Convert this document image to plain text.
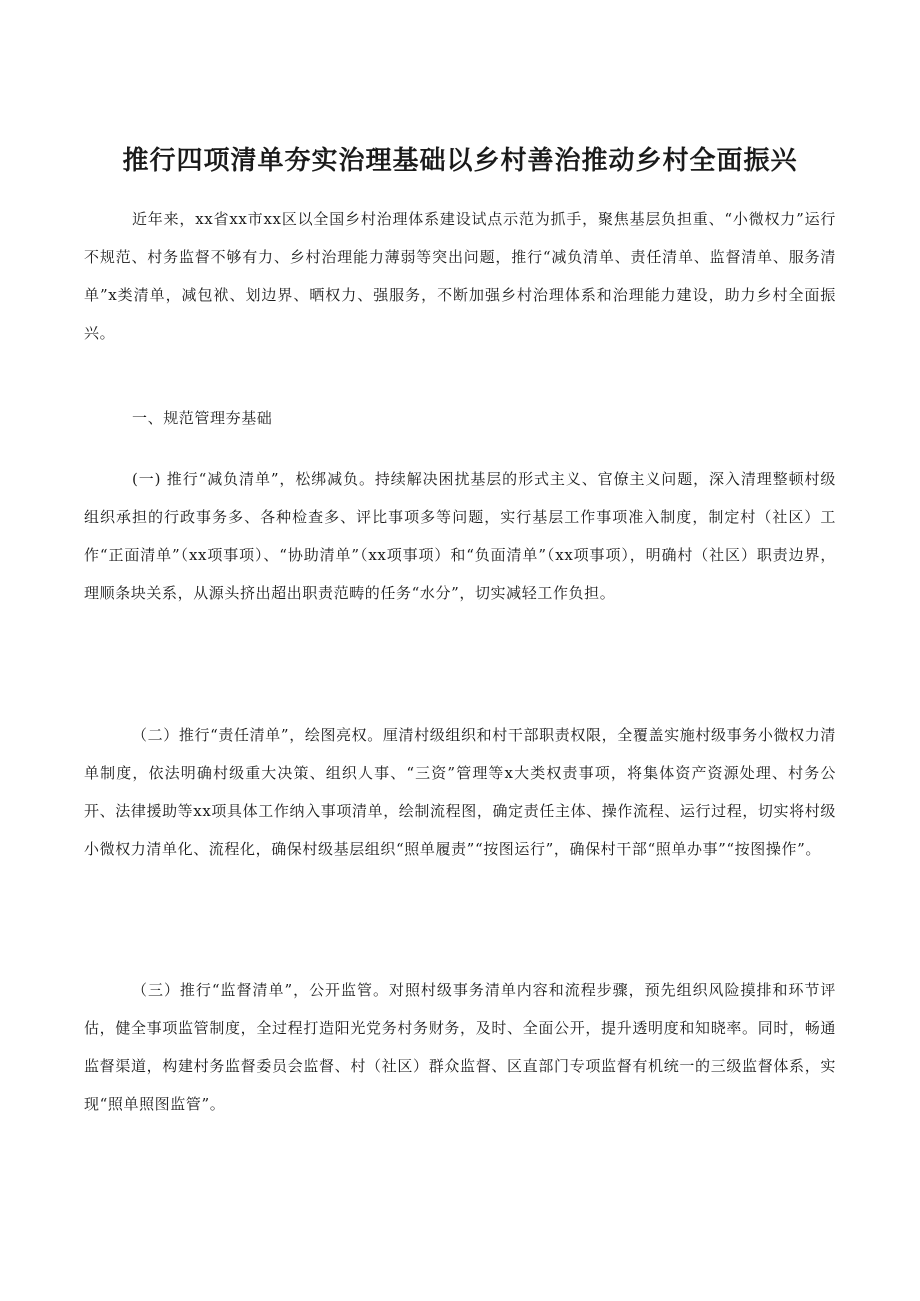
推行四项清单夯实治理基础以乡村善治推动乡村全面振兴

近年来，xx省xx市xx区以全国乡村治理体系建设试点示范为抓手，聚焦基层负担重、“小微权力”运行不规范、村务监督不够有力、乡村治理能力薄弱等突出问题，推行“减负清单、责任清单、监督清单、服务清单”x类清单，减包袱、划边界、晒权力、强服务，不断加强乡村治理体系和治理能力建设，助力乡村全面振兴。

一、规范管理夯基础

(一) 推行“减负清单”，松绑减负。持续解决困扰基层的形式主义、官僚主义问题，深入清理整顿村级组织承担的行政事务多、各种检查多、评比事项多等问题，实行基层工作事项准入制度，制定村（社区）工作“正面清单”（xx项事项）、“协助清单”（xx项事项）和“负面清单”（xx项事项），明确村（社区）职责边界，理顺条块关系，从源头挤出超出职责范畴的任务“水分”，切实减轻工作负担。

（二）推行“责任清单”，绘图亮权。厘清村级组织和村干部职责权限，全覆盖实施村级事务小微权力清单制度，依法明确村级重大决策、组织人事、“三资”管理等x大类权责事项，将集体资产资源处理、村务公开、法律援助等xx项具体工作纳入事项清单，绘制流程图，确定责任主体、操作流程、运行过程，切实将村级小微权力清单化、流程化，确保村级基层组织“照单履责”“按图运行”，确保村干部“照单办事”“按图操作”。

（三）推行“监督清单”，公开监管。对照村级事务清单内容和流程步骤，预先组织风险摸排和环节评估，健全事项监管制度，全过程打造阳光党务村务财务，及时、全面公开，提升透明度和知晓率。同时，畅通监督渠道，构建村务监督委员会监督、村（社区）群众监督、区直部门专项监督有机统一的三级监督体系，实现“照单照图监管”。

STATED PROBLEM:
Leave the pictures out and reproduce all of the records exactly.

SOLUTION FOR THIS EXERCISE:
Convert this document image to plain text.
推行四项清单夯实治理基础以乡村善治推动乡村全面振兴

近年来，xx省xx市xx区以全国乡村治理体系建设试点示范为抓手，聚焦基层负担重、“小微权力”运行不规范、村务监督不够有力、乡村治理能力薄弱等突出问题，推行“减负清单、责任清单、监督清单、服务清单”x类清单，减包袱、划边界、晒权力、强服务，不断加强乡村治理体系和治理能力建设，助力乡村全面振兴。

一、规范管理夯基础

(一) 推行“减负清单”，松绑减负。持续解决困扰基层的形式主义、官僚主义问题，深入清理整顿村级组织承担的行政事务多、各种检查多、评比事项多等问题，实行基层工作事项准入制度，制定村（社区）工作“正面清单”（xx项事项）、“协助清单”（xx项事项）和“负面清单”（xx项事项），明确村（社区）职责边界，理顺条块关系，从源头挤出超出职责范畴的任务“水分”，切实减轻工作负担。

（二）推行“责任清单”，绘图亮权。厘清村级组织和村干部职责权限，全覆盖实施村级事务小微权力清单制度，依法明确村级重大决策、组织人事、“三资”管理等x大类权责事项，将集体资产资源处理、村务公开、法律援助等xx项具体工作纳入事项清单，绘制流程图，确定责任主体、操作流程、运行过程，切实将村级小微权力清单化、流程化，确保村级基层组织“照单履责”“按图运行”，确保村干部“照单办事”“按图操作”。

（三）推行“监督清单”，公开监管。对照村级事务清单内容和流程步骤，预先组织风险摸排和环节评估，健全事项监管制度，全过程打造阳光党务村务财务，及时、全面公开，提升透明度和知晓率。同时，畅通监督渠道，构建村务监督委员会监督、村（社区）群众监督、区直部门专项监督有机统一的三级监督体系，实现“照单照图监管”。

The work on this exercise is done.